◆ Short problem ◆
Scan the material below for lines with the word "true" and report how many there are, with nothing added.

(Dataset records)
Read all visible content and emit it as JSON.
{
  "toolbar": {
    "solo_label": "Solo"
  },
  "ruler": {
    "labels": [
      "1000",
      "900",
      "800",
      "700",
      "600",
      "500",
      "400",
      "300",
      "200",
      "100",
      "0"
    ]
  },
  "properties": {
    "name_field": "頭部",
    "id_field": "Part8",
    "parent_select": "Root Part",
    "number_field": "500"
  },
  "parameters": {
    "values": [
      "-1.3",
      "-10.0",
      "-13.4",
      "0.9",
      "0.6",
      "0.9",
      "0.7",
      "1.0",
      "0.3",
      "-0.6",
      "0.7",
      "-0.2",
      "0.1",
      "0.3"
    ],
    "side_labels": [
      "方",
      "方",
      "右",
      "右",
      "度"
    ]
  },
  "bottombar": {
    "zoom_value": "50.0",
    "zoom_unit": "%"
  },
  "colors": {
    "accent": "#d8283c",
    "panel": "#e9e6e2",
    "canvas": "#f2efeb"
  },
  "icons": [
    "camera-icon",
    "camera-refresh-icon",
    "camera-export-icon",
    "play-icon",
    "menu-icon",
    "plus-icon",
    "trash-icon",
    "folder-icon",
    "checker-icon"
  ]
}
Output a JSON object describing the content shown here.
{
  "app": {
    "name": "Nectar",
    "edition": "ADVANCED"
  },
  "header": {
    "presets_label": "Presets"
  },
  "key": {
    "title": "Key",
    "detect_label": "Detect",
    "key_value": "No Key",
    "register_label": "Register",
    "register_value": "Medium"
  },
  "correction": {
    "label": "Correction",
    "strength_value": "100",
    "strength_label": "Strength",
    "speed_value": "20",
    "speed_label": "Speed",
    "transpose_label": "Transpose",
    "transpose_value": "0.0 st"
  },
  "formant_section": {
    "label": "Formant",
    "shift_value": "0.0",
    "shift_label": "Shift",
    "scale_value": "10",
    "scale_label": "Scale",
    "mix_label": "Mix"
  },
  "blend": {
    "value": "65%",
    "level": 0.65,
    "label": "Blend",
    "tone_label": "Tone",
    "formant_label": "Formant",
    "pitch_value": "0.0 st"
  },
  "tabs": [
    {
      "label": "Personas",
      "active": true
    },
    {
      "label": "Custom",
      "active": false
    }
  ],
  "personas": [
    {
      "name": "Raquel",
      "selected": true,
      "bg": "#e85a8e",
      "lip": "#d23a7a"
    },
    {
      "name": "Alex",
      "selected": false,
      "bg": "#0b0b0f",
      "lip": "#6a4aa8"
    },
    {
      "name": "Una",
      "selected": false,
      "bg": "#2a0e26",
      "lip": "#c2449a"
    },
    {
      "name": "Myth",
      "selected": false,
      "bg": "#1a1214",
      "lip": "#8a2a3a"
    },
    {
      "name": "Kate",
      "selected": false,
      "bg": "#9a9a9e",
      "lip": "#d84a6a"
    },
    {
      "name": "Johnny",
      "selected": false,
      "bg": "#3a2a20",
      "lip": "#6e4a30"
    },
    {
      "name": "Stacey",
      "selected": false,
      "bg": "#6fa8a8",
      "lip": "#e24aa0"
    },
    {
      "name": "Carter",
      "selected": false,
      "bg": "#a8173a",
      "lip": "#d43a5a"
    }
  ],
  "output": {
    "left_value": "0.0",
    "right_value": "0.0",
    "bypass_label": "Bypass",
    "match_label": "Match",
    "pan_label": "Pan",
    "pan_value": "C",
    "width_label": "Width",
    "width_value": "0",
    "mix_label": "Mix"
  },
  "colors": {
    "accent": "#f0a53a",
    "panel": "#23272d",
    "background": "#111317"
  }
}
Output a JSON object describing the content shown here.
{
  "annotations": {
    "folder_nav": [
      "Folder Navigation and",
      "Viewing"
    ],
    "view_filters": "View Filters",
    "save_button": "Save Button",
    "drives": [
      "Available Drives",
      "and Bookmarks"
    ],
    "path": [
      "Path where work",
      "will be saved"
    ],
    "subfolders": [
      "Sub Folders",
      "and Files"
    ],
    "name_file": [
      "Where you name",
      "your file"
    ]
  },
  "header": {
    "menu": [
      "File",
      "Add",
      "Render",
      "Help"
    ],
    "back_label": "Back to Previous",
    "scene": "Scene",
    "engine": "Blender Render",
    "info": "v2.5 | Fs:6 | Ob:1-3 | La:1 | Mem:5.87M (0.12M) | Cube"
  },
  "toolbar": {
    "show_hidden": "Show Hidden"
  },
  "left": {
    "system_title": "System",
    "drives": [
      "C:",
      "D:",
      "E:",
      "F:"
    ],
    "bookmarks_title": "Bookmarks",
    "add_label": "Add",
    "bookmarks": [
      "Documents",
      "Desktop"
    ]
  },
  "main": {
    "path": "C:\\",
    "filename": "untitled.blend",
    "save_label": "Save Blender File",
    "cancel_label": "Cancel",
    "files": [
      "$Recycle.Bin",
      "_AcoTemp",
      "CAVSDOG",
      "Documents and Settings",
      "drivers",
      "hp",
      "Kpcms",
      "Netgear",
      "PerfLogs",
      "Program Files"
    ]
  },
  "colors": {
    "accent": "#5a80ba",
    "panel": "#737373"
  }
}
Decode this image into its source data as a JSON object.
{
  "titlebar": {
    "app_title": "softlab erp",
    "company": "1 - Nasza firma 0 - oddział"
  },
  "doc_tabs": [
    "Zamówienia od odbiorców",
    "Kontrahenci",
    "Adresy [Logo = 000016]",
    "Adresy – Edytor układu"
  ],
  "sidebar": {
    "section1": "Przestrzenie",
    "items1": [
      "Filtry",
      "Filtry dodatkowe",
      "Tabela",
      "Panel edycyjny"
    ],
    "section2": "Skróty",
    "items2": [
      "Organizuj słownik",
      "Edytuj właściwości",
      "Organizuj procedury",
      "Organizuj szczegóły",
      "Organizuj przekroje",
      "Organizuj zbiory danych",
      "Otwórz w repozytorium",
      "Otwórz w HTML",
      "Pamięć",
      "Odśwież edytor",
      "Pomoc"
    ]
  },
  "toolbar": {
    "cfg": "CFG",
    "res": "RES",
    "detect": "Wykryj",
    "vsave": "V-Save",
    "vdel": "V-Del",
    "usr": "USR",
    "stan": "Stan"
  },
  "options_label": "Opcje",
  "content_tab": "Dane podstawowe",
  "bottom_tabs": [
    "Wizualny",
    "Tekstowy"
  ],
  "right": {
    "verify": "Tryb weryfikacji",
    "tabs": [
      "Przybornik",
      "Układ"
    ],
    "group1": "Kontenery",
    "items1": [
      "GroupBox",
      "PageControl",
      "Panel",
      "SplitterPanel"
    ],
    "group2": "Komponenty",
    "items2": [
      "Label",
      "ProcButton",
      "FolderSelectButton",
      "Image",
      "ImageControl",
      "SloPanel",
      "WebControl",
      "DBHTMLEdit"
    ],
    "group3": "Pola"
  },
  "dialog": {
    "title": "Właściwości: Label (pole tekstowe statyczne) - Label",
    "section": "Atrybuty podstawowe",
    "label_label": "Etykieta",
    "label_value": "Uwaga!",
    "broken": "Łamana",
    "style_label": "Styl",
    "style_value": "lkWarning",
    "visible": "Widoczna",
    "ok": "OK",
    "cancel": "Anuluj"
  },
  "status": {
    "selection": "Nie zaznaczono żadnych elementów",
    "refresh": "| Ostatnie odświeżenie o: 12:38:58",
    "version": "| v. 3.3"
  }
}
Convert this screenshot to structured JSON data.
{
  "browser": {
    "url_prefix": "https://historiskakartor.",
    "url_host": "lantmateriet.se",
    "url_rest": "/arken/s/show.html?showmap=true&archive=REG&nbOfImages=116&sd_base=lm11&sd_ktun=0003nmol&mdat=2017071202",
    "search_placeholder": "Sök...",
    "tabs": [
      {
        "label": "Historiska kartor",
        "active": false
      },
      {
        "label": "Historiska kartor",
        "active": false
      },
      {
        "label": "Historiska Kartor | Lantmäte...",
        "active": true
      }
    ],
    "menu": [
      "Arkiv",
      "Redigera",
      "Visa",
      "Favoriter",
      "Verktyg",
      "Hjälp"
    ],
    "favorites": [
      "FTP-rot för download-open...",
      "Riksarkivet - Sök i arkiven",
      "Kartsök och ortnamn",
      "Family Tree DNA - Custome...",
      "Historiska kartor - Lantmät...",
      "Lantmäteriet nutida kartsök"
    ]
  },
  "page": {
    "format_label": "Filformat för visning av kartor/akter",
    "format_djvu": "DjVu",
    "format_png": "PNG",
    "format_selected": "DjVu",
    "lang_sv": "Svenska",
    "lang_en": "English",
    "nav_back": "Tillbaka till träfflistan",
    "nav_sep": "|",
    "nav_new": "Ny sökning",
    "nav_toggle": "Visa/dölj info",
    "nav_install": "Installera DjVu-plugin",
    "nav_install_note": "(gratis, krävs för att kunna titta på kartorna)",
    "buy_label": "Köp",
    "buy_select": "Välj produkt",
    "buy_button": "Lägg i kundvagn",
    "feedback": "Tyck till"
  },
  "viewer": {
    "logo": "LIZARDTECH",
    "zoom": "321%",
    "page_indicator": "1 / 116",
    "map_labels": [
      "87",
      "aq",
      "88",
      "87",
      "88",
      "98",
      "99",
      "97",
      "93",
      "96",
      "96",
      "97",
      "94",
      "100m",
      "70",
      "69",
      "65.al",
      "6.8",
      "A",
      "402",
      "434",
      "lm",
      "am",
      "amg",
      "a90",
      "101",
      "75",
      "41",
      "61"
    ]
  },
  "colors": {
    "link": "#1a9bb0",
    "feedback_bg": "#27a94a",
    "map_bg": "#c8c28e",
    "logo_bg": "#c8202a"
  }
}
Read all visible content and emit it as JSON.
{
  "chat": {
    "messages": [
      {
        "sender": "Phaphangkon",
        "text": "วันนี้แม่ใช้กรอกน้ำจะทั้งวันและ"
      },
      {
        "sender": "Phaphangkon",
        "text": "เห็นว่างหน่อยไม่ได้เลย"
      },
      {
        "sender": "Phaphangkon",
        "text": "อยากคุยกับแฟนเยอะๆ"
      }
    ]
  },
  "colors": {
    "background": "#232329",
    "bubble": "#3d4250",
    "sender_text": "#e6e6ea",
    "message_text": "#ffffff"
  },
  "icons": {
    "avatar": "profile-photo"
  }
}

◆ Exercise answer ◆
4